## Task brief:
Count, in the entries, the lines with "shortcut". Answer with the number only.

════════════════════

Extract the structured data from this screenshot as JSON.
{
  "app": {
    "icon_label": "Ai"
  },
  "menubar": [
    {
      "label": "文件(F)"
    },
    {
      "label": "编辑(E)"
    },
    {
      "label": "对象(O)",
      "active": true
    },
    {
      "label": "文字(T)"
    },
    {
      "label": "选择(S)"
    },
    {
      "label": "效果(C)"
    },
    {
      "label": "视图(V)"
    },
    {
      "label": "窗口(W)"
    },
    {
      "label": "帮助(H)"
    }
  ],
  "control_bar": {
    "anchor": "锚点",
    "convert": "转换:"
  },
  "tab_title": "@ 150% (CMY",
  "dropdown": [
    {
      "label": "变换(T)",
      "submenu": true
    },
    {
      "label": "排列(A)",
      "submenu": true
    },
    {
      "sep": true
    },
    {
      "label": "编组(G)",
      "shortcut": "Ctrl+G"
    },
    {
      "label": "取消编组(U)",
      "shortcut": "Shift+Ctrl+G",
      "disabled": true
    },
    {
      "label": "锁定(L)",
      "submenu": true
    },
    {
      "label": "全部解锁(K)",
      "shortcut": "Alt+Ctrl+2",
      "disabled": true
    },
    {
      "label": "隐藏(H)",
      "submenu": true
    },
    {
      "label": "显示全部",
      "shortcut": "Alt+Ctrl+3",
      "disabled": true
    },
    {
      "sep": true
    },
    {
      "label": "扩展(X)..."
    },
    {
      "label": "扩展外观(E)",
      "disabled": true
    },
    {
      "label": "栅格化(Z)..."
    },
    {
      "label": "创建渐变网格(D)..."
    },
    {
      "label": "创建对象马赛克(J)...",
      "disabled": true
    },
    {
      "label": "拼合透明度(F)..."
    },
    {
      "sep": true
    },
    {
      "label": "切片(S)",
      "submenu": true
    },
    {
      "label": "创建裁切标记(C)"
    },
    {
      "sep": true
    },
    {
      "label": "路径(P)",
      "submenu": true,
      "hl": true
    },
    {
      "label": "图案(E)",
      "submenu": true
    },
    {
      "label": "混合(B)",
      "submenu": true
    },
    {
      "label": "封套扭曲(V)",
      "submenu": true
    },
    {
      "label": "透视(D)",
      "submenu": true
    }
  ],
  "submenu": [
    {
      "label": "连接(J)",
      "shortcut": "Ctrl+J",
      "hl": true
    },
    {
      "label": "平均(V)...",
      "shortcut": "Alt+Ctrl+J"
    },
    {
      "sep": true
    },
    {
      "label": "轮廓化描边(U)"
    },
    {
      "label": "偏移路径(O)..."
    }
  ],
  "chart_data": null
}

════════════════════

## Response to this exercise:
6